**TASK TO COMPLETE**
Only lines holding the string "JSON" are wanted; copy each one from the material.

### TASK MATERIAL ###

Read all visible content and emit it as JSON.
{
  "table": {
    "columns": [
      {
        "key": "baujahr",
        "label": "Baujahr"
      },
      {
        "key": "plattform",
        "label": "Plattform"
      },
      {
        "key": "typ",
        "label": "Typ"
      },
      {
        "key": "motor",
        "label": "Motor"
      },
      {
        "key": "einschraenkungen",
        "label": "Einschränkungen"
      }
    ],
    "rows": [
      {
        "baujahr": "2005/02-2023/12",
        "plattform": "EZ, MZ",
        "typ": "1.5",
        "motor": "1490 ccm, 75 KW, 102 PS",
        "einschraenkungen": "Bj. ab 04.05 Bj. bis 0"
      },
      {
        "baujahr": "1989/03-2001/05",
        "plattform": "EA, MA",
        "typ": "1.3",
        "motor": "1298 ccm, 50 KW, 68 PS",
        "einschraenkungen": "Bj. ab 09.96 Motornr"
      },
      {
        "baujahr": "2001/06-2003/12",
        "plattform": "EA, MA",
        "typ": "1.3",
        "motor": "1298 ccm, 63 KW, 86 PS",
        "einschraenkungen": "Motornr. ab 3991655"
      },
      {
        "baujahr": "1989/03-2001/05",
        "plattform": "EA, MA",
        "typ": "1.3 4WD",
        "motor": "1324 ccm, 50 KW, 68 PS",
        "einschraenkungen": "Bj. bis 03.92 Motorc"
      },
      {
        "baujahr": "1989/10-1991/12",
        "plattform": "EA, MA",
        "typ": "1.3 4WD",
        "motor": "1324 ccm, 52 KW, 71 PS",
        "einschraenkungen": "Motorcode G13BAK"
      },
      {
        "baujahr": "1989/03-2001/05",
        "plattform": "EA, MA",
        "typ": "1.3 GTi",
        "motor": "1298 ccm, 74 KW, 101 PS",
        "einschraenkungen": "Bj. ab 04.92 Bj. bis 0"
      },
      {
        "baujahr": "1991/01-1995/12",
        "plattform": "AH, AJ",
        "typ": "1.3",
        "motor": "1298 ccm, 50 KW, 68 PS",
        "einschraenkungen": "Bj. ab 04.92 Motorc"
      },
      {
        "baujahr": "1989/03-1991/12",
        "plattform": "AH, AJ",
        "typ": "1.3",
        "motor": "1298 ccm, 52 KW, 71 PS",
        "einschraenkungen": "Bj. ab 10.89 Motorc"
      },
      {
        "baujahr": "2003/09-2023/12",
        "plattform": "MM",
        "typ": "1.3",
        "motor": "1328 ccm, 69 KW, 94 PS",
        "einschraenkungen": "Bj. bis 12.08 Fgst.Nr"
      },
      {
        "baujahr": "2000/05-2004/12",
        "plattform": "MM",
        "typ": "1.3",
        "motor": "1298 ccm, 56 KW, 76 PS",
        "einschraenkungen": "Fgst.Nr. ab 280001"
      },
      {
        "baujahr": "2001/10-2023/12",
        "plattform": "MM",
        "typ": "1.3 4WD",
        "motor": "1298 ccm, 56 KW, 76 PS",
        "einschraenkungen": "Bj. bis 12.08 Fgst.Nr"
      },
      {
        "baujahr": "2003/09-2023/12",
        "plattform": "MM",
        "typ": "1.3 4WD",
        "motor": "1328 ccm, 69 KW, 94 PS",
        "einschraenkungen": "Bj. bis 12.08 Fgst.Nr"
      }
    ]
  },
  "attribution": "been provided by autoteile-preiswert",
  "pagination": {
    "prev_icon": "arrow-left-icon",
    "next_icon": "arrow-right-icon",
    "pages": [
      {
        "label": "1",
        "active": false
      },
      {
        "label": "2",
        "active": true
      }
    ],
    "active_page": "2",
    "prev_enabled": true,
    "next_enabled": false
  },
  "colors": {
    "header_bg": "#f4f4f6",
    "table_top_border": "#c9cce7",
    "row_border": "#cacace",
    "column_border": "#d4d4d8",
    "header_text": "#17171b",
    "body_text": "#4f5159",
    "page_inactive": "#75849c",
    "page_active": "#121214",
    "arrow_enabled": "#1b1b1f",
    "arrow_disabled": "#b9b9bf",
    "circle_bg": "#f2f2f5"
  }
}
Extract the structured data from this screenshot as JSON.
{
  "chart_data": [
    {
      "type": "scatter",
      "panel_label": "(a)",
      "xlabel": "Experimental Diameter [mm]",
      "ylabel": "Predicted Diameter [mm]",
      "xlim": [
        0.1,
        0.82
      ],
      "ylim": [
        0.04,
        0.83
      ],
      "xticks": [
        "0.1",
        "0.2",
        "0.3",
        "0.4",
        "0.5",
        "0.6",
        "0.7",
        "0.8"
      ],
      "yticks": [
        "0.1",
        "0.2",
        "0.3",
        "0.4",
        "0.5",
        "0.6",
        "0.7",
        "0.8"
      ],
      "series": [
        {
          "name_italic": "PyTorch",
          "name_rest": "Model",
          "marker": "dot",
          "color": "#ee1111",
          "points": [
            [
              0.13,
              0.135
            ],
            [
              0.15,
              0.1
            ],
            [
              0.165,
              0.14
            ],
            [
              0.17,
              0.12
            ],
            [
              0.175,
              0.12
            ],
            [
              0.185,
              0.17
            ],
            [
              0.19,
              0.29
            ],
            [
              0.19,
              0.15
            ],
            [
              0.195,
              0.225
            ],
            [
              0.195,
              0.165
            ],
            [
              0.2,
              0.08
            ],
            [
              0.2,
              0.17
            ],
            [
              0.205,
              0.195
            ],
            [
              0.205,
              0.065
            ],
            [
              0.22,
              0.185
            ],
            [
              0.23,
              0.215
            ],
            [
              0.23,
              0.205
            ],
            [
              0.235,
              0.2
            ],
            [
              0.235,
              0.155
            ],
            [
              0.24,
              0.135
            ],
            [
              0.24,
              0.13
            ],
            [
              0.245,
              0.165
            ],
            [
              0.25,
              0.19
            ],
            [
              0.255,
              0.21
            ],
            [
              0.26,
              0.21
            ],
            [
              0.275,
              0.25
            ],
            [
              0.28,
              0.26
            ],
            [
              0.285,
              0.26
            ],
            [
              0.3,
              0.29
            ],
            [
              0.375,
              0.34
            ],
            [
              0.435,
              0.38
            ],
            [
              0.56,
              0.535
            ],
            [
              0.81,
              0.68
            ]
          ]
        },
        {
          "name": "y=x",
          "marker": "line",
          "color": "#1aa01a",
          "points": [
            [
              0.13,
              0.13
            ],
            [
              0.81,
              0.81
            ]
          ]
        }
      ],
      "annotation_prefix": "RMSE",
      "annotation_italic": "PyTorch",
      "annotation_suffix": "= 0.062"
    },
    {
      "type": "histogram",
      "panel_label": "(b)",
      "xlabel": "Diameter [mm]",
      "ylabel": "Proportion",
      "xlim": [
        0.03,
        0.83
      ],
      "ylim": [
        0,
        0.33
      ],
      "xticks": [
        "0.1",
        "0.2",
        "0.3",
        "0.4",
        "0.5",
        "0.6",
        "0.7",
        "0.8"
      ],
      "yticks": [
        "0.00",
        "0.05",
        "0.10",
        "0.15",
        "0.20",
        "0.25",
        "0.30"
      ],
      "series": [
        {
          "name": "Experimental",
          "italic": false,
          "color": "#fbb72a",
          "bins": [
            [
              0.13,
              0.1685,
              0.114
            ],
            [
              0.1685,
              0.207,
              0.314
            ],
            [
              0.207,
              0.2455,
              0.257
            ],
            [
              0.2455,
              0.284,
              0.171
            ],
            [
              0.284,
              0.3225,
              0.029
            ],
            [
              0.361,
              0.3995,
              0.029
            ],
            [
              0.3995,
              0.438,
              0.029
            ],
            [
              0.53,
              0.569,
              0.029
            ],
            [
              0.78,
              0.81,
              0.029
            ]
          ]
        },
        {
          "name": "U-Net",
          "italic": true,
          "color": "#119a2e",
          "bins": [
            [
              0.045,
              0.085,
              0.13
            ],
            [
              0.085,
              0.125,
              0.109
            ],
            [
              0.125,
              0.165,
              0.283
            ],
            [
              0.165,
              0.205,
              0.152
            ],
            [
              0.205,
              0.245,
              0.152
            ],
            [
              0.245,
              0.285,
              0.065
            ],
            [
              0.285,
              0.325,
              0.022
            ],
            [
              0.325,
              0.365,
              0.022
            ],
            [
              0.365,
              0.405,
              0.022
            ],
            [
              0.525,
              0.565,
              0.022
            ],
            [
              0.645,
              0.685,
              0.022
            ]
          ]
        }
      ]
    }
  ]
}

###

**CORRECT RESULT**
Read all visible content and emit it as JSON.
Extract the structured data from this screenshot as JSON.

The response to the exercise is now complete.